--- Task brief ---
Search the records below for the string "size" and copy each line where it turns up.

--- Given records ---
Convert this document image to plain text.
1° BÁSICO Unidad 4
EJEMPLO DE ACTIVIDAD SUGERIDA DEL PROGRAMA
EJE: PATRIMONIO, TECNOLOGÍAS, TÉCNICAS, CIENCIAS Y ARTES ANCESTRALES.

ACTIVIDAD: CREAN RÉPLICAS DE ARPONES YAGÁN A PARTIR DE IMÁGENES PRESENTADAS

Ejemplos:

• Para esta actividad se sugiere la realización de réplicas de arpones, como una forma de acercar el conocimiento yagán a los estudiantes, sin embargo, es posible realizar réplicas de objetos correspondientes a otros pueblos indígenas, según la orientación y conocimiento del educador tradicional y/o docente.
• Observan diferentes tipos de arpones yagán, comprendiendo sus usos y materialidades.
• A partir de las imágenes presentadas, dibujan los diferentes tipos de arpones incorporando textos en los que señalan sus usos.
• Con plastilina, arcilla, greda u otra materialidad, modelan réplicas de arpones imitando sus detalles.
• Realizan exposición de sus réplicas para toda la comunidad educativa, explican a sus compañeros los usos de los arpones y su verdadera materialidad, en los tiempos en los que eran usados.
...
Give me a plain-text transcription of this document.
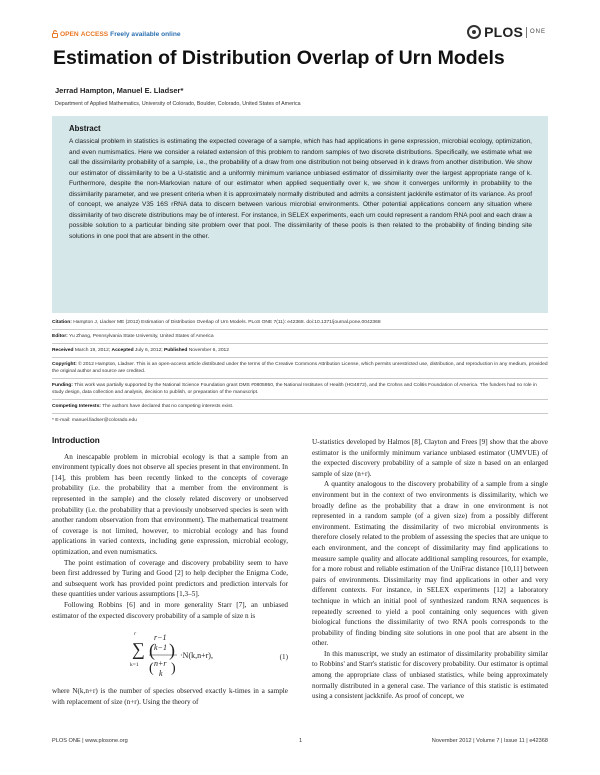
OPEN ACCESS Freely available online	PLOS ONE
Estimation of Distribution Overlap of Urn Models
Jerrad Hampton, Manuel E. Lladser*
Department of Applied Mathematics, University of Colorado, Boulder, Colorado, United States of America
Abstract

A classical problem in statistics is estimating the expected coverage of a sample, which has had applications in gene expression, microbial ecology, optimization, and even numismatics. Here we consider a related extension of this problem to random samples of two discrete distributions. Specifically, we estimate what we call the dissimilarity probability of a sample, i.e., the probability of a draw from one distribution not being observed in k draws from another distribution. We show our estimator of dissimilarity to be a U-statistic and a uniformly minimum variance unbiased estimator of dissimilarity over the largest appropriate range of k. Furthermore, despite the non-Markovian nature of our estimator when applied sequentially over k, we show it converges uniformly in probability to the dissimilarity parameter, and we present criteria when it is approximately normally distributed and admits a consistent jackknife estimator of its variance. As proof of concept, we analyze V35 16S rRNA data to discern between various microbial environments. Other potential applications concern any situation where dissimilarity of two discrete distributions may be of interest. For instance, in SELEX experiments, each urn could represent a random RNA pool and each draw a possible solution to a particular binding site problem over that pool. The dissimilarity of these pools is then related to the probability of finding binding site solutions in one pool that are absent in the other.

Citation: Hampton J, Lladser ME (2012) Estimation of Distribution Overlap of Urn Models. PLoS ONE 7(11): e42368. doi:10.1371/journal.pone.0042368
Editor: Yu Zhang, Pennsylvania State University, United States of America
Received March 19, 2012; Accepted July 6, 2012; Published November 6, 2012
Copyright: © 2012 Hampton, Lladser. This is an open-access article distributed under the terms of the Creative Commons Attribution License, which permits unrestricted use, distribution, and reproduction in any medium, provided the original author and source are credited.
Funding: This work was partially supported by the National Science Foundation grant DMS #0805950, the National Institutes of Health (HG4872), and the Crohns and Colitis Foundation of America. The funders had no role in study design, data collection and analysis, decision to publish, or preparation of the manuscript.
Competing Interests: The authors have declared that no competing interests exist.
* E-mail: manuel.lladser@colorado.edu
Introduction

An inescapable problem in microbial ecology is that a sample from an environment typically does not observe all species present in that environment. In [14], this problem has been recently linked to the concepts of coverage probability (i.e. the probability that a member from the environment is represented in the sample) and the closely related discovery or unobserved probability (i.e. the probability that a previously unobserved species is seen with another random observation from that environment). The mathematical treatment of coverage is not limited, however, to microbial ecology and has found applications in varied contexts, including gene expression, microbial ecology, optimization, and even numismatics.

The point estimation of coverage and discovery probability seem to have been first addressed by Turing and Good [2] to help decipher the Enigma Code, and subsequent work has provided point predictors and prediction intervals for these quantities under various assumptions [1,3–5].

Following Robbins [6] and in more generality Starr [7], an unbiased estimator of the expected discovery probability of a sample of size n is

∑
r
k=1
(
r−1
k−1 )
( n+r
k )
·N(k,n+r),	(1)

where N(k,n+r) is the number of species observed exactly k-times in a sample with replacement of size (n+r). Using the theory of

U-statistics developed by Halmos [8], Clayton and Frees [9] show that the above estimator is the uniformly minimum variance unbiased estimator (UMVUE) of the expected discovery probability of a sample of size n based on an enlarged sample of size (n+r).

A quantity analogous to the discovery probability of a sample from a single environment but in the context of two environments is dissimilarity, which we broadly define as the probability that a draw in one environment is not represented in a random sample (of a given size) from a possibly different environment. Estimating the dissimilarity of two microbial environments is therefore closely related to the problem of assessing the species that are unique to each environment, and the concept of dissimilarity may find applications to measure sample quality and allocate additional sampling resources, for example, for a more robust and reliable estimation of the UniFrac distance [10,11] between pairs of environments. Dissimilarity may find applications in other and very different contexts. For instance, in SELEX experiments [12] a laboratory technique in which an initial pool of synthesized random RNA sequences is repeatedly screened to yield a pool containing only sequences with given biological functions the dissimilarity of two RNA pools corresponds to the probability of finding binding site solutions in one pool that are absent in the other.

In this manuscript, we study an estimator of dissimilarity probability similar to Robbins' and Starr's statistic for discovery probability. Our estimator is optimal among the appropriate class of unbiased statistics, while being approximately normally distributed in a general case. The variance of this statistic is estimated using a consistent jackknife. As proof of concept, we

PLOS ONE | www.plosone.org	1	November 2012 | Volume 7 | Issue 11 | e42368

--- Answer to this exercise ---
Following Robbins [6] and in more generality Starr [7], an unbiased estimator of the expected discovery probability of a sample of size n is
where N(k,n+r) is the number of species observed exactly k-times in a sample with replacement of size (n+r). Using the theory of
U-statistics developed by Halmos [8], Clayton and Frees [9] show that the above estimator is the uniformly minimum variance unbiased estimator (UMVUE) of the expected discovery probability of a sample of size n based on an enlarged sample of size (n+r).
A quantity analogous to the discovery probability of a sample from a single environment but in the context of two environments is dissimilarity, which we broadly define as the probability that a draw in one environment is not represented in a random sample (of a given size) from a possibly different environment. Estimating the dissimilarity of two microbial environments is therefore closely related to the problem of assessing the species that are unique to each environment, and the concept of dissimilarity may find applications to measure sample quality and allocate additional sampling resources, for example, for a more robust and reliable estimation of the UniFrac distance [10,11] between pairs of environments. Dissimilarity may find applications in other and very different contexts. For instance, in SELEX experiments [12] a laboratory technique in which an initial pool of synthesized random RNA sequences is repeatedly screened to yield a pool containing only sequences with given biological functions the dissimilarity of two RNA pools corresponds to the probability of finding binding site solutions in one pool that are absent in the other.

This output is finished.